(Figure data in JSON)
===

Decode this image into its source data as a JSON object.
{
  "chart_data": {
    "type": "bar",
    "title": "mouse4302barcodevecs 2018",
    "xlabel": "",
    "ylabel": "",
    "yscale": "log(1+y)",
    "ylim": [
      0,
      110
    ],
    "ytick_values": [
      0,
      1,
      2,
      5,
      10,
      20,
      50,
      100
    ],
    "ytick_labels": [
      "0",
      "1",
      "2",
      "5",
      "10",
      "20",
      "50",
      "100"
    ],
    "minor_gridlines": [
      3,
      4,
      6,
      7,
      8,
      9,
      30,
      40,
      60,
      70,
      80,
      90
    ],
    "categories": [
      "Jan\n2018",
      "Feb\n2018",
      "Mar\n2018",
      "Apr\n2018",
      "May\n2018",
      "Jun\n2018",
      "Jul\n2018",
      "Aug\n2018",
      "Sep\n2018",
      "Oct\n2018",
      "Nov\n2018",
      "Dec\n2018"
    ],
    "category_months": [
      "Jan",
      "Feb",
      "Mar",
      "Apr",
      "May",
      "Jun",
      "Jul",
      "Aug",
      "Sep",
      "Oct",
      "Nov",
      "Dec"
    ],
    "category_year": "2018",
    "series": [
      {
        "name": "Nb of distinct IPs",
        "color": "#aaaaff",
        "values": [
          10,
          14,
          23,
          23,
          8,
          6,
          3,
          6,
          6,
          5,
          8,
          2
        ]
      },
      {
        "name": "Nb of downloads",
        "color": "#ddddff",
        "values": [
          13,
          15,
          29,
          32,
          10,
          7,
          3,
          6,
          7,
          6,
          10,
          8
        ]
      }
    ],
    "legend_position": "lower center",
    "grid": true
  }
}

===

## Work to do:
Give back the whole listing, word for word.

## Exercise result:
Decode this image into its source data as a JSON object.
{
  "chart_data": {
    "type": "bar",
    "title": "mouse4302barcodevecs 2018",
    "xlabel": "",
    "ylabel": "",
    "yscale": "log(1+y)",
    "ylim": [
      0,
      110
    ],
    "ytick_values": [
      0,
      1,
      2,
      5,
      10,
      20,
      50,
      100
    ],
    "ytick_labels": [
      "0",
      "1",
      "2",
      "5",
      "10",
      "20",
      "50",
      "100"
    ],
    "minor_gridlines": [
      3,
      4,
      6,
      7,
      8,
      9,
      30,
      40,
      60,
      70,
      80,
      90
    ],
    "categories": [
      "Jan\n2018",
      "Feb\n2018",
      "Mar\n2018",
      "Apr\n2018",
      "May\n2018",
      "Jun\n2018",
      "Jul\n2018",
      "Aug\n2018",
      "Sep\n2018",
      "Oct\n2018",
      "Nov\n2018",
      "Dec\n2018"
    ],
    "category_months": [
      "Jan",
      "Feb",
      "Mar",
      "Apr",
      "May",
      "Jun",
      "Jul",
      "Aug",
      "Sep",
      "Oct",
      "Nov",
      "Dec"
    ],
    "category_year": "2018",
    "series": [
      {
        "name": "Nb of distinct IPs",
        "color": "#aaaaff",
        "values": [
          10,
          14,
          23,
          23,
          8,
          6,
          3,
          6,
          6,
          5,
          8,
          2
        ]
      },
      {
        "name": "Nb of downloads",
        "color": "#ddddff",
        "values": [
          13,
          15,
          29,
          32,
          10,
          7,
          3,
          6,
          7,
          6,
          10,
          8
        ]
      }
    ],
    "legend_position": "lower center",
    "grid": true
  }
}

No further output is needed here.